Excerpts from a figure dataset

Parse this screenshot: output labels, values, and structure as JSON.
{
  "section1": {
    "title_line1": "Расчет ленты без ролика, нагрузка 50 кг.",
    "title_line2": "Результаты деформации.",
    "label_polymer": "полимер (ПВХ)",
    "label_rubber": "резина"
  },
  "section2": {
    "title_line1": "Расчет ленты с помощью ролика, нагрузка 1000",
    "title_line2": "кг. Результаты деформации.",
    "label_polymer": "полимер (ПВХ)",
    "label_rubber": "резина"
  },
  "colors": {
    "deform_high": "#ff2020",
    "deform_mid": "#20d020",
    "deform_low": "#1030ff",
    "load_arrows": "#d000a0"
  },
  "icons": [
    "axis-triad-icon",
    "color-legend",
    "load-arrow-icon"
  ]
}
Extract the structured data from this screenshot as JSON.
---
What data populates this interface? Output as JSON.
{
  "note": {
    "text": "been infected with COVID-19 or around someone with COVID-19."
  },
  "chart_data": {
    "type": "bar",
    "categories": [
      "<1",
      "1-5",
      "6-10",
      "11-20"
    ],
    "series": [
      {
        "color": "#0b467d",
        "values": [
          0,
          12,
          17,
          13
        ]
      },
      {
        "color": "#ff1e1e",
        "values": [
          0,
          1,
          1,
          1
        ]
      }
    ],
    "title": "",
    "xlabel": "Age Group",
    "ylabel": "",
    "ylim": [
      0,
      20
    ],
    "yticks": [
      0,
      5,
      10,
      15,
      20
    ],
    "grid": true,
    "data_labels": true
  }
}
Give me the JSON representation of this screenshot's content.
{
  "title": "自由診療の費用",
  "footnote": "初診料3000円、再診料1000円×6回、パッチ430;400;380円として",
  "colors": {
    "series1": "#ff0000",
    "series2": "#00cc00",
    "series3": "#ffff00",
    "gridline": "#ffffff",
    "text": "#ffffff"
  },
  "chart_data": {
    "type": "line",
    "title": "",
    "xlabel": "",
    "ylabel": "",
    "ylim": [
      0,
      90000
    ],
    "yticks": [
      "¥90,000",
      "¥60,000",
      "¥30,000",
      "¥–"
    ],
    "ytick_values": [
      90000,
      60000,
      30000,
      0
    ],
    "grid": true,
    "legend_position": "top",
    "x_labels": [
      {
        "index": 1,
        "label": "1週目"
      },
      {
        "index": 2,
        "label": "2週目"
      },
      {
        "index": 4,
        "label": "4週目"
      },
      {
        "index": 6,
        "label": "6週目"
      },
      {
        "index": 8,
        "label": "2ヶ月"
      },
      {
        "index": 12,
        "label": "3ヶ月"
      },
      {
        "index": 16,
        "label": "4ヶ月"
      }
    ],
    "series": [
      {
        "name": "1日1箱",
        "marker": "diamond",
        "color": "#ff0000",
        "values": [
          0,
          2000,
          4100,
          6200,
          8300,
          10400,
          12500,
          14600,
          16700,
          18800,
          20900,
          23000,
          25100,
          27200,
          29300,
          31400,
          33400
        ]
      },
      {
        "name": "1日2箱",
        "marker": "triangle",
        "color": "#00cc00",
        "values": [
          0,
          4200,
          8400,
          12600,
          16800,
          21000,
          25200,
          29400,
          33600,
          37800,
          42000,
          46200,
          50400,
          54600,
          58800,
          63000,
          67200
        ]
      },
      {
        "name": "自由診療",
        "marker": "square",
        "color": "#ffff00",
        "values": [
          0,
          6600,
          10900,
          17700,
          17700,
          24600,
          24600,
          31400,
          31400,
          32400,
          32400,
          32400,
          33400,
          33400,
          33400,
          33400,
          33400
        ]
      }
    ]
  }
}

#### Task prompt
Output, from the data above, the lines from the line with "Parse this screenshot: output" to the line with "Extract the structured" exactly as they stand, both ends included and nothing else.

#### Result of the task
Parse this screenshot: output labels, values, and structure as JSON.
{
  "section1": {
    "title_line1": "Расчет ленты без ролика, нагрузка 50 кг.",
    "title_line2": "Результаты деформации.",
    "label_polymer": "полимер (ПВХ)",
    "label_rubber": "резина"
  },
  "section2": {
    "title_line1": "Расчет ленты с помощью ролика, нагрузка 1000",
    "title_line2": "кг. Результаты деформации.",
    "label_polymer": "полимер (ПВХ)",
    "label_rubber": "резина"
  },
  "colors": {
    "deform_high": "#ff2020",
    "deform_mid": "#20d020",
    "deform_low": "#1030ff",
    "load_arrows": "#d000a0"
  },
  "icons": [
    "axis-triad-icon",
    "color-legend",
    "load-arrow-icon"
  ]
}
Extract the structured data from this screenshot as JSON.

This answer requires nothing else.